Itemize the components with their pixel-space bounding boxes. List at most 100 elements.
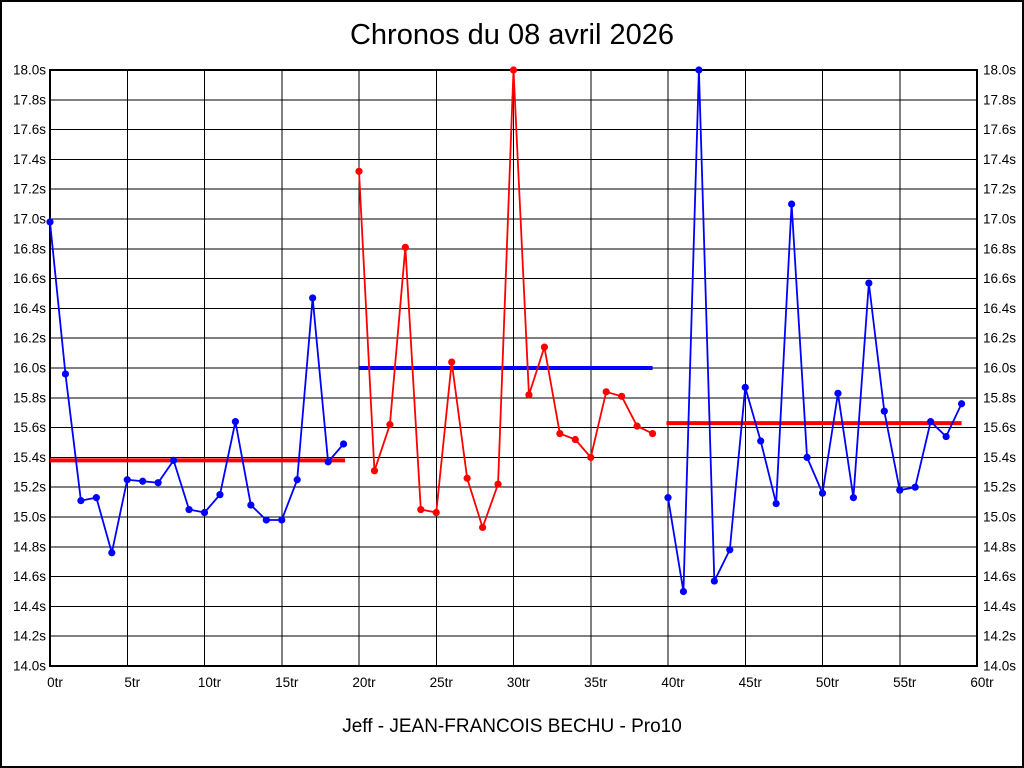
data-point-stint-1 xyxy=(339,440,348,448)
y-axis-tick-label-right: 16.2s xyxy=(983,331,1016,346)
data-point-stint-1 xyxy=(108,549,116,557)
data-point-stint-3 xyxy=(818,489,827,497)
y-axis-tick-label-right: 16.6s xyxy=(983,271,1016,286)
data-point-stint-3 xyxy=(942,432,950,441)
x-axis-tick-label: 0tr xyxy=(47,675,63,690)
data-point-stint-1 xyxy=(309,294,317,302)
y-axis-tick-label-left: 14.6s xyxy=(13,569,46,584)
data-point-stint-1 xyxy=(231,418,239,426)
y-axis-tick-label-right: 17.2s xyxy=(983,182,1016,197)
data-point-stint-2 xyxy=(587,453,595,461)
x-axis-tick-label: 40tr xyxy=(661,675,685,690)
data-point-stint-3 xyxy=(896,486,904,494)
y-axis-tick-label-right: 16.8s xyxy=(983,241,1016,256)
data-point-stint-3 xyxy=(865,279,873,287)
y-axis-tick-label-right: 14.0s xyxy=(983,659,1016,674)
chart-footer: Jeff - JEAN-FRANCOIS BECHU - Pro10 xyxy=(342,716,682,737)
x-axis-tick-label: 5tr xyxy=(124,675,140,690)
series-line-stint-1 xyxy=(49,221,345,554)
data-point-stint-3 xyxy=(880,407,888,415)
x-axis-tick-label: 50tr xyxy=(816,675,840,690)
data-point-stint-1 xyxy=(247,501,255,509)
data-point-stint-2 xyxy=(479,523,487,532)
data-point-stint-1 xyxy=(139,477,147,485)
data-point-stint-1 xyxy=(216,491,224,499)
data-point-stint-1 xyxy=(185,505,193,514)
data-point-stint-2 xyxy=(648,429,657,438)
data-point-stint-2 xyxy=(448,358,456,366)
data-point-stint-3 xyxy=(849,494,858,502)
x-axis-tick-label: 55tr xyxy=(893,675,917,690)
series-line-stint-2 xyxy=(358,69,653,529)
y-axis-tick-label-right: 16.4s xyxy=(983,301,1016,316)
y-axis-tick-label-left: 14.4s xyxy=(13,599,46,614)
data-point-stint-2 xyxy=(525,391,533,399)
data-point-stint-2 xyxy=(633,422,641,430)
y-axis-tick-label-left: 18.0s xyxy=(13,63,46,78)
data-point-stint-3 xyxy=(741,383,749,391)
data-point-stint-2 xyxy=(355,167,363,175)
data-point-stint-1 xyxy=(170,456,178,464)
y-axis-tick-label-right: 15.6s xyxy=(983,420,1016,435)
data-point-stint-3 xyxy=(911,483,919,491)
data-point-stint-2 xyxy=(540,343,549,351)
y-axis-tick-label-right: 15.4s xyxy=(983,450,1016,465)
y-axis-tick-label-right: 14.6s xyxy=(983,569,1016,584)
y-axis-tick-label-right: 14.2s xyxy=(983,629,1016,644)
data-point-stint-3 xyxy=(757,437,765,445)
y-axis-tick-label-right: 15.0s xyxy=(983,510,1016,525)
data-point-stint-1 xyxy=(92,494,100,502)
data-point-stint-3 xyxy=(726,546,734,554)
data-point-stint-2 xyxy=(417,505,425,514)
y-axis-tick-label-left: 17.0s xyxy=(13,212,46,227)
y-axis-tick-label-left: 17.8s xyxy=(13,92,46,107)
x-axis-tick-label: 15tr xyxy=(275,675,299,690)
chart-title: Chronos du 08 avril 2026 xyxy=(349,19,675,51)
x-axis-tick-label: 20tr xyxy=(352,675,376,690)
data-point-stint-2 xyxy=(401,243,409,251)
data-point-stint-3 xyxy=(834,389,842,397)
y-axis-tick-label-left: 15.8s xyxy=(13,390,46,405)
y-axis-tick-label-left: 16.0s xyxy=(13,361,46,376)
data-point-stint-2 xyxy=(386,421,394,429)
y-axis-tick-label-left: 16.6s xyxy=(13,271,46,286)
data-point-stint-1 xyxy=(278,516,286,524)
data-point-stint-1 xyxy=(46,218,54,226)
y-axis-tick-label-left: 14.0s xyxy=(13,659,46,674)
data-point-stint-2 xyxy=(432,508,440,517)
data-point-stint-2 xyxy=(556,429,564,438)
data-point-stint-1 xyxy=(154,479,162,487)
x-axis-tick-label: 25tr xyxy=(430,675,454,690)
data-point-stint-3 xyxy=(710,577,718,585)
data-point-stint-1 xyxy=(262,516,270,524)
y-axis-tick-label-right: 17.6s xyxy=(983,122,1016,137)
data-point-stint-1 xyxy=(200,508,209,517)
y-axis-tick-label-left: 14.2s xyxy=(13,629,46,644)
data-point-stint-2 xyxy=(571,435,579,444)
x-axis-tick-label: 45tr xyxy=(739,675,763,690)
x-axis-tick-label: 35tr xyxy=(584,675,608,690)
data-point-stint-1 xyxy=(123,476,131,484)
data-point-stint-3 xyxy=(957,400,966,408)
data-point-stint-3 xyxy=(788,200,796,208)
data-point-stint-2 xyxy=(370,467,379,475)
series-line-stint-3 xyxy=(667,69,963,593)
y-axis-tick-label-right: 17.4s xyxy=(983,152,1016,167)
y-axis-tick-label-right: 16.0s xyxy=(983,361,1016,376)
y-axis-tick-label-left: 14.8s xyxy=(13,539,46,554)
data-point-stint-3 xyxy=(679,587,688,596)
y-axis-tick-label-left: 16.4s xyxy=(13,301,46,316)
y-axis-tick-label-left: 15.2s xyxy=(13,480,46,495)
y-axis-tick-label-left: 15.4s xyxy=(13,450,46,465)
data-point-stint-3 xyxy=(803,453,811,461)
y-axis-tick-label-left: 15.0s xyxy=(13,510,46,525)
data-point-stint-2 xyxy=(618,392,626,400)
y-axis-tick-label-left: 15.6s xyxy=(13,420,46,435)
data-point-stint-2 xyxy=(602,388,610,396)
y-axis-tick-label-right: 17.0s xyxy=(983,212,1016,227)
y-axis-tick-label-right: 17.8s xyxy=(983,92,1016,107)
data-point-stint-2 xyxy=(494,480,502,488)
y-axis-tick-label-left: 17.6s xyxy=(13,122,46,137)
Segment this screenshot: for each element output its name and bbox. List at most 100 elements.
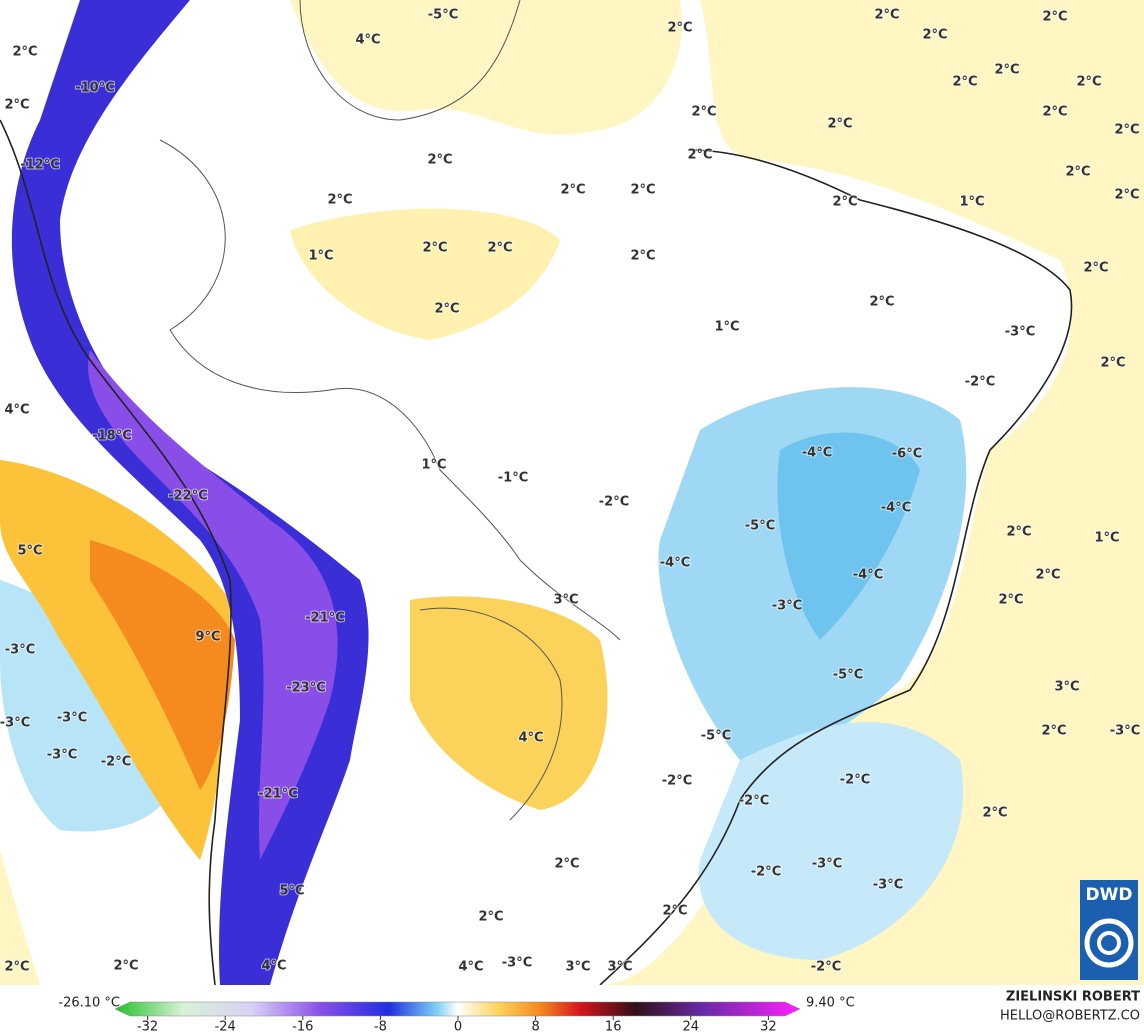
temperature-label: 2°C	[630, 249, 655, 264]
cold-region	[698, 722, 964, 960]
temperature-label: -22°C	[168, 489, 208, 504]
temperature-label: 2°C	[1100, 356, 1125, 371]
temperature-label: -5°C	[833, 668, 863, 683]
tick-label: 0	[454, 1020, 462, 1035]
temperature-label: 1°C	[1094, 531, 1119, 546]
tick-label: 8	[531, 1020, 539, 1035]
andes-cold	[88, 350, 338, 860]
temperature-label: -3°C	[812, 857, 842, 872]
temperature-label: 2°C	[827, 117, 852, 132]
temperature-label: 9°C	[195, 630, 220, 645]
temperature-label: -10°C	[75, 81, 115, 96]
temperature-label: 2°C	[434, 302, 459, 317]
cold-region	[777, 432, 920, 640]
temperature-label: 2°C	[327, 193, 352, 208]
temperature-label: 2°C	[560, 183, 585, 198]
temperature-label: 2°C	[554, 857, 579, 872]
temperature-label: 2°C	[1006, 525, 1031, 540]
temperature-label: -2°C	[662, 774, 692, 789]
temperature-label: 1°C	[714, 320, 739, 335]
temperature-label: -3°C	[1110, 724, 1140, 739]
temperature-label: -3°C	[47, 748, 77, 763]
temperature-label: 1°C	[959, 195, 984, 210]
coastline	[599, 149, 1073, 985]
temperature-label: 2°C	[1114, 188, 1139, 203]
warm-region	[410, 596, 608, 810]
temperature-label: 2°C	[12, 45, 37, 60]
tick-label: 16	[605, 1020, 622, 1035]
tick-label: -16	[292, 1020, 313, 1035]
tick-label: -32	[137, 1020, 158, 1035]
temperature-label: -3°C	[1005, 325, 1035, 340]
temperature-label: -3°C	[57, 711, 87, 726]
temperature-label: 2°C	[1114, 123, 1139, 138]
temperature-label: 2°C	[874, 8, 899, 23]
coastline	[0, 119, 232, 985]
credit-contact: HELLO@ROBERTZ.CO	[1000, 1009, 1140, 1024]
temperature-label: -18°C	[92, 429, 132, 444]
temperature-label: 2°C	[1042, 105, 1067, 120]
temperature-label: -3°C	[502, 956, 532, 971]
temperature-label: -4°C	[881, 501, 911, 516]
coastlines	[0, 119, 1073, 985]
temperature-label: 2°C	[1042, 10, 1067, 25]
temperature-label: 2°C	[1076, 75, 1101, 90]
temperature-label: 2°C	[1065, 165, 1090, 180]
temperature-label: -3°C	[873, 878, 903, 893]
borders	[159, 0, 621, 821]
temperature-label: 2°C	[922, 28, 947, 43]
temperature-label: 4°C	[518, 731, 543, 746]
logo-swirl	[1084, 918, 1134, 968]
temperature-label: 2°C	[487, 241, 512, 256]
temperature-label: -21°C	[258, 787, 298, 802]
temperature-label: -12°C	[20, 158, 60, 173]
tick-label: -8	[374, 1020, 387, 1035]
temperature-label: -5°C	[745, 519, 775, 534]
logo-text: DWD	[1086, 885, 1133, 905]
temperature-label: 4°C	[261, 959, 286, 974]
temperature-label: 2°C	[630, 183, 655, 198]
temperature-label: -23°C	[286, 681, 326, 696]
logo-swirl	[1097, 931, 1121, 955]
warm-region	[290, 0, 682, 135]
temperature-label: -3°C	[5, 643, 35, 658]
temperature-label: 2°C	[869, 295, 894, 310]
temperature-label: 5°C	[17, 544, 42, 559]
temperature-label: -2°C	[101, 755, 131, 770]
border	[299, 0, 521, 121]
temperature-label: -1°C	[498, 471, 528, 486]
temperature-label: -2°C	[811, 960, 841, 975]
temperature-label: -3°C	[772, 599, 802, 614]
temperature-label: 2°C	[4, 960, 29, 975]
credit-name: ZIELINSKI ROBERT	[1006, 990, 1140, 1005]
temperature-label: 2°C	[994, 63, 1019, 78]
temperature-label: 2°C	[691, 105, 716, 120]
temperature-label: 5°C	[279, 884, 304, 899]
temperature-label: -5°C	[701, 729, 731, 744]
temperature-label: -21°C	[305, 611, 345, 626]
temperature-label: 2°C	[1083, 261, 1108, 276]
temperature-label: 2°C	[667, 21, 692, 36]
map: -5°C 4°C -10°C -12°C 2°C 2°C 2°C 2°C 2°C 2°C 2°C 2°…	[0, 0, 1144, 985]
temperature-label: 1°C	[308, 249, 333, 264]
min-label: -26.10 °C	[58, 996, 120, 1011]
temperature-label: 2°C	[113, 959, 138, 974]
temperature-label: -2°C	[965, 375, 995, 390]
temperature-label: 3°C	[553, 593, 578, 608]
temperature-label: -3°C	[0, 716, 30, 731]
temperature-label: 2°C	[1035, 568, 1060, 583]
temperature-label: -2°C	[751, 865, 781, 880]
colorbar	[114, 1001, 801, 1017]
temperature-label: 2°C	[998, 593, 1023, 608]
temperature-label: 3°C	[607, 960, 632, 975]
temperature-label: 2°C	[1041, 724, 1066, 739]
temperature-label: 3°C	[565, 960, 590, 975]
labels: -5°C 4°C -10°C -12°C 2°C 2°C 2°C 2°C 2°C 2°C 2°C 2°…	[0, 7, 1141, 976]
max-label: 9.40 °C	[806, 996, 855, 1011]
temperature-label: 2°C	[662, 904, 687, 919]
temperature-label: 4°C	[355, 33, 380, 48]
temperature-label: 1°C	[421, 458, 446, 473]
temperature-label: 2°C	[478, 910, 503, 925]
temperature-label: -2°C	[840, 773, 870, 788]
temperature-label: -2°C	[599, 495, 629, 510]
■ ■ ■ ■ ■ ■ ■
* Set exercise: Set out as a numbered list the stretch of the records from the line containing "249, 655, 264]" through the line containing "857, 842, 872]", both included. Leave out any blank lines.

* Response:
1. temperature-label: 2°C	[630, 249, 655, 264]
2. cold-region	[698, 722, 964, 960]
3. temperature-label: -22°C	[168, 489, 208, 504]
4. temperature-label: 2°C	[1100, 356, 1125, 371]
5. temperature-label: -5°C	[833, 668, 863, 683]
6. tick-label: 0	[454, 1020, 462, 1035]
7. temperature-label: 1°C	[1094, 531, 1119, 546]
8. tick-label: 8	[531, 1020, 539, 1035]
9. andes-cold	[88, 350, 338, 860]
10. temperature-label: -3°C	[812, 857, 842, 872]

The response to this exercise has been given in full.